(Stored records)
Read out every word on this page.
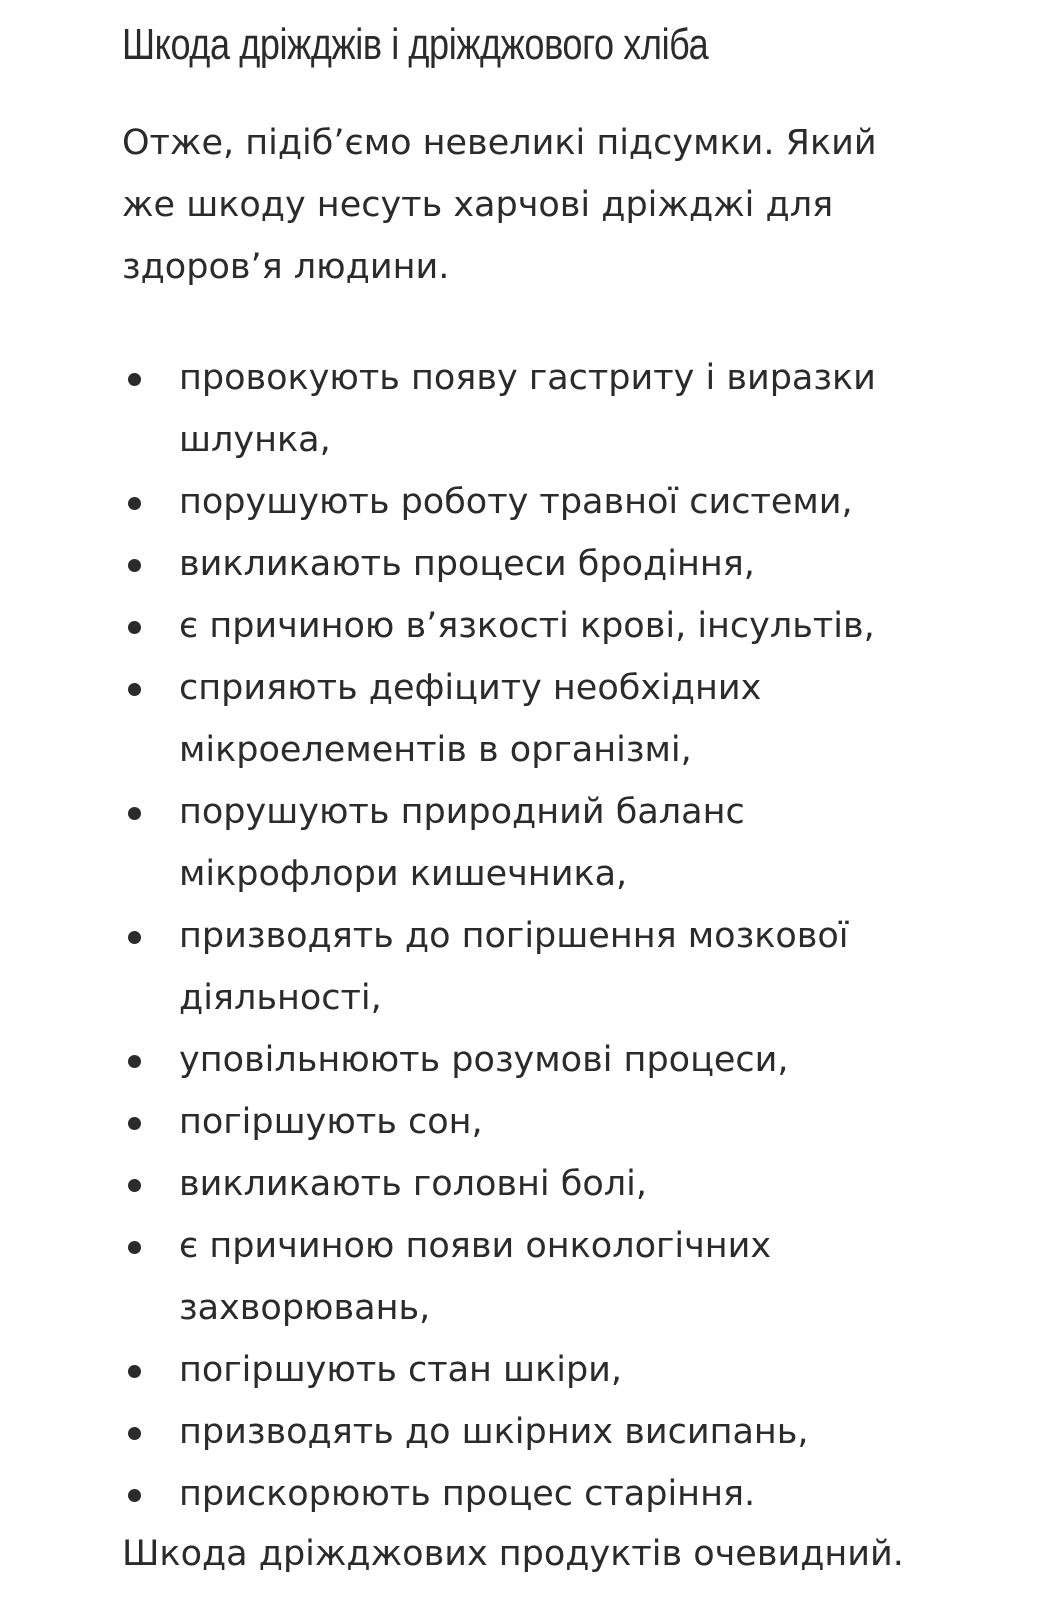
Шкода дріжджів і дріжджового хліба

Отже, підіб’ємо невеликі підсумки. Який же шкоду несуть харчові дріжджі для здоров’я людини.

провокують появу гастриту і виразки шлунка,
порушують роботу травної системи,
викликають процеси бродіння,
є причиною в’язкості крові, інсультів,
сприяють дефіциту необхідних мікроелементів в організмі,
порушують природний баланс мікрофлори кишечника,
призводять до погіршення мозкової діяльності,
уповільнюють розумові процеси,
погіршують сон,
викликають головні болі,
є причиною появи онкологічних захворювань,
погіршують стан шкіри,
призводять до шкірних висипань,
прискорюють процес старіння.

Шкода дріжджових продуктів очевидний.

**What you are asked to do:**
Print all of the entries word for word. Skip any images they contain.

**Full output:**
Read out every word on this page.
Шкода дріжджів і дріжджового хліба

Отже, підіб’ємо невеликі підсумки. Який же шкоду несуть харчові дріжджі для здоров’я людини.

провокують появу гастриту і виразки шлунка,
порушують роботу травної системи,
викликають процеси бродіння,
є причиною в’язкості крові, інсультів,
сприяють дефіциту необхідних мікроелементів в організмі,
порушують природний баланс мікрофлори кишечника,
призводять до погіршення мозкової діяльності,
уповільнюють розумові процеси,
погіршують сон,
викликають головні болі,
є причиною появи онкологічних захворювань,
погіршують стан шкіри,
призводять до шкірних висипань,
прискорюють процес старіння.

Шкода дріжджових продуктів очевидний.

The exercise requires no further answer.